▶ **RECORDS PROVIDED**
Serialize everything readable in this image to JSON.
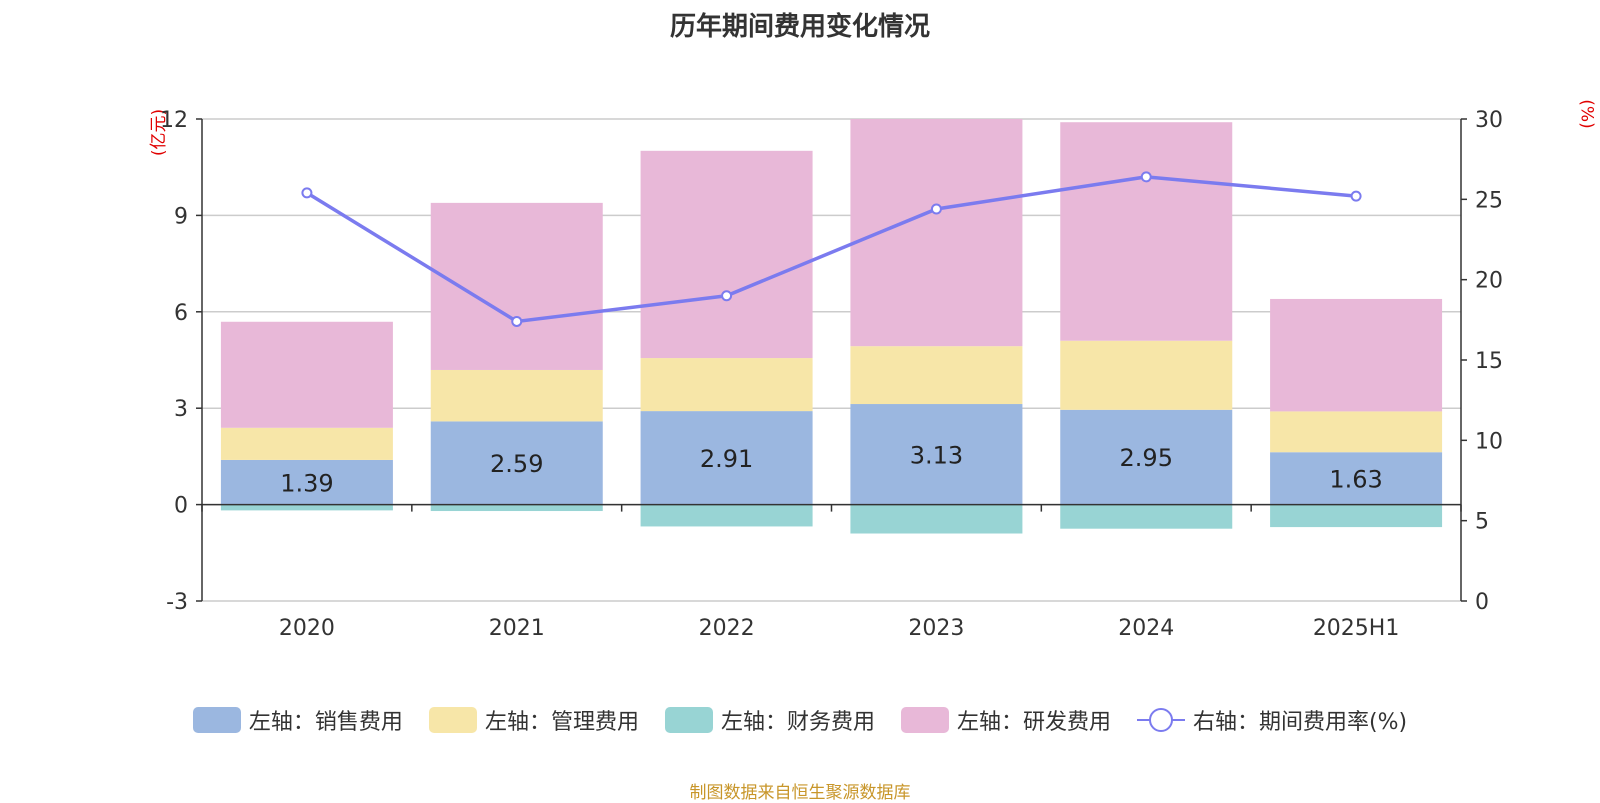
{
  "chart_data": {
    "type": "bar",
    "stacked": true,
    "title": "历年期间费用变化情况",
    "left_unit": "(亿元)",
    "right_unit": "(%)",
    "categories": [
      "2020",
      "2021",
      "2022",
      "2023",
      "2024",
      "2025H1"
    ],
    "left_ylim": [
      -3,
      12
    ],
    "left_ticks": [
      "-3",
      "0",
      "3",
      "6",
      "9",
      "12"
    ],
    "right_ylim": [
      0,
      30
    ],
    "right_ticks": [
      "0",
      "5",
      "10",
      "15",
      "20",
      "25",
      "30"
    ],
    "grid": true,
    "series": [
      {
        "name": "左轴：销售费用",
        "axis": "left",
        "color": "#9bb7e0",
        "values": [
          1.39,
          2.59,
          2.91,
          3.13,
          2.95,
          1.63
        ],
        "labels": [
          "1.39",
          "2.59",
          "2.91",
          "3.13",
          "2.95",
          "1.63"
        ]
      },
      {
        "name": "左轴：管理费用",
        "axis": "left",
        "color": "#f7e6a8",
        "values": [
          1.0,
          1.6,
          1.65,
          1.8,
          2.15,
          1.27
        ]
      },
      {
        "name": "左轴：财务费用",
        "axis": "left",
        "color": "#98d4d4",
        "values": [
          -0.18,
          -0.2,
          -0.68,
          -0.9,
          -0.75,
          -0.7
        ]
      },
      {
        "name": "左轴：研发费用",
        "axis": "left",
        "color": "#e8b8d8",
        "values": [
          3.3,
          5.2,
          6.45,
          7.07,
          6.8,
          3.5
        ]
      },
      {
        "name": "右轴：期间费用率(%)",
        "axis": "right",
        "type": "line",
        "color": "#7b7bef",
        "values": [
          25.4,
          17.4,
          19.0,
          24.4,
          26.4,
          25.2
        ]
      }
    ],
    "legend_position": "bottom"
  },
  "source": "制图数据来自恒生聚源数据库"
}
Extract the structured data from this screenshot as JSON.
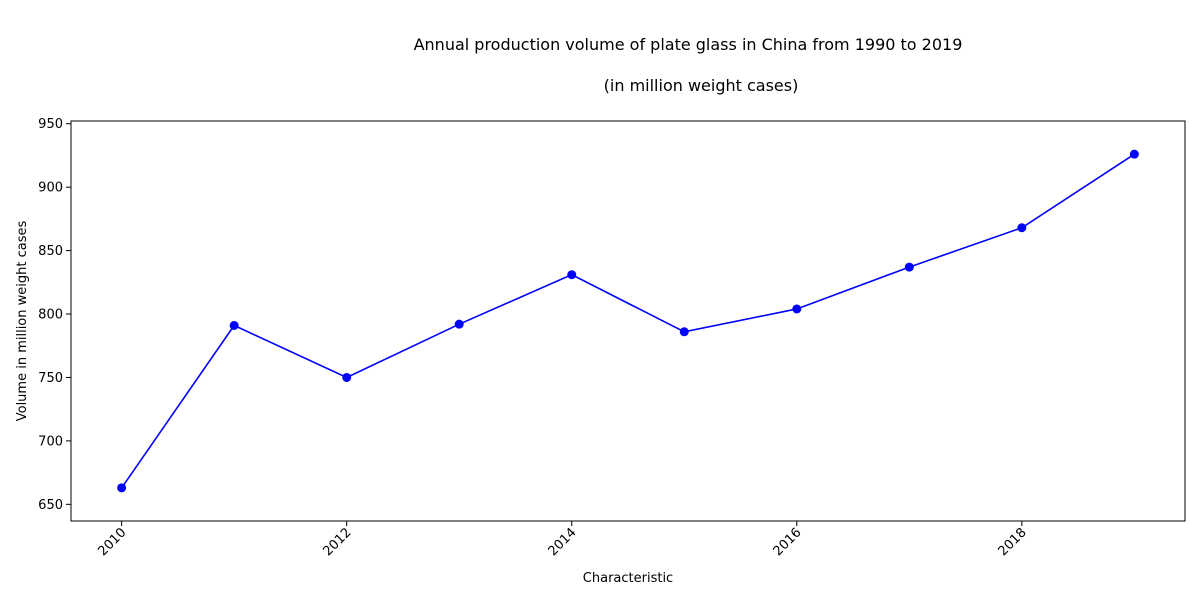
{
  "chart_data": {
    "type": "line",
    "title": "Annual production volume of plate glass in China from 1990 to 2019",
    "subtitle": "(in million weight cases)",
    "xlabel": "Characteristic",
    "ylabel": "Volume in million weight cases",
    "x": [
      2010,
      2011,
      2012,
      2013,
      2014,
      2015,
      2016,
      2017,
      2018,
      2019
    ],
    "values": [
      663,
      791,
      750,
      792,
      831,
      786,
      804,
      837,
      868,
      926
    ],
    "xlim": [
      2009.55,
      2019.45
    ],
    "ylim": [
      636.85,
      952.15
    ],
    "xticks": [
      2010,
      2012,
      2014,
      2016,
      2018
    ],
    "yticks": [
      650,
      700,
      750,
      800,
      850,
      900,
      950
    ],
    "grid": false,
    "legend": "none",
    "colors": {
      "line": "#0000ff",
      "marker": "#0000ff",
      "axes": "#000000"
    }
  }
}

▶ **TASK DETAILS**
Each record above should be copied character for character, with pictures dropped.

▶ **EXERCISE ANSWER**
Serialize everything readable in this image to JSON.
{
  "chart_data": {
    "type": "bar",
    "stacked": true,
    "title": "历年期间费用变化情况",
    "left_unit": "(亿元)",
    "right_unit": "(%)",
    "categories": [
      "2020",
      "2021",
      "2022",
      "2023",
      "2024",
      "2025H1"
    ],
    "left_ylim": [
      -3,
      12
    ],
    "left_ticks": [
      "-3",
      "0",
      "3",
      "6",
      "9",
      "12"
    ],
    "right_ylim": [
      0,
      30
    ],
    "right_ticks": [
      "0",
      "5",
      "10",
      "15",
      "20",
      "25",
      "30"
    ],
    "grid": true,
    "series": [
      {
        "name": "左轴：销售费用",
        "axis": "left",
        "color": "#9bb7e0",
        "values": [
          1.39,
          2.59,
          2.91,
          3.13,
          2.95,
          1.63
        ],
        "labels": [
          "1.39",
          "2.59",
          "2.91",
          "3.13",
          "2.95",
          "1.63"
        ]
      },
      {
        "name": "左轴：管理费用",
        "axis": "left",
        "color": "#f7e6a8",
        "values": [
          1.0,
          1.6,
          1.65,
          1.8,
          2.15,
          1.27
        ]
      },
      {
        "name": "左轴：财务费用",
        "axis": "left",
        "color": "#98d4d4",
        "values": [
          -0.18,
          -0.2,
          -0.68,
          -0.9,
          -0.75,
          -0.7
        ]
      },
      {
        "name": "左轴：研发费用",
        "axis": "left",
        "color": "#e8b8d8",
        "values": [
          3.3,
          5.2,
          6.45,
          7.07,
          6.8,
          3.5
        ]
      },
      {
        "name": "右轴：期间费用率(%)",
        "axis": "right",
        "type": "line",
        "color": "#7b7bef",
        "values": [
          25.4,
          17.4,
          19.0,
          24.4,
          26.4,
          25.2
        ]
      }
    ],
    "legend_position": "bottom"
  },
  "source": "制图数据来自恒生聚源数据库"
}
Extract the structured data from this screenshot as JSON.
{
  "chart_data": {
    "type": "line",
    "title": "Annual production volume of plate glass in China from 1990 to 2019",
    "subtitle": "(in million weight cases)",
    "xlabel": "Characteristic",
    "ylabel": "Volume in million weight cases",
    "x": [
      2010,
      2011,
      2012,
      2013,
      2014,
      2015,
      2016,
      2017,
      2018,
      2019
    ],
    "values": [
      663,
      791,
      750,
      792,
      831,
      786,
      804,
      837,
      868,
      926
    ],
    "xlim": [
      2009.55,
      2019.45
    ],
    "ylim": [
      636.85,
      952.15
    ],
    "xticks": [
      2010,
      2012,
      2014,
      2016,
      2018
    ],
    "yticks": [
      650,
      700,
      750,
      800,
      850,
      900,
      950
    ],
    "grid": false,
    "legend": "none",
    "colors": {
      "line": "#0000ff",
      "marker": "#0000ff",
      "axes": "#000000"
    }
  }
}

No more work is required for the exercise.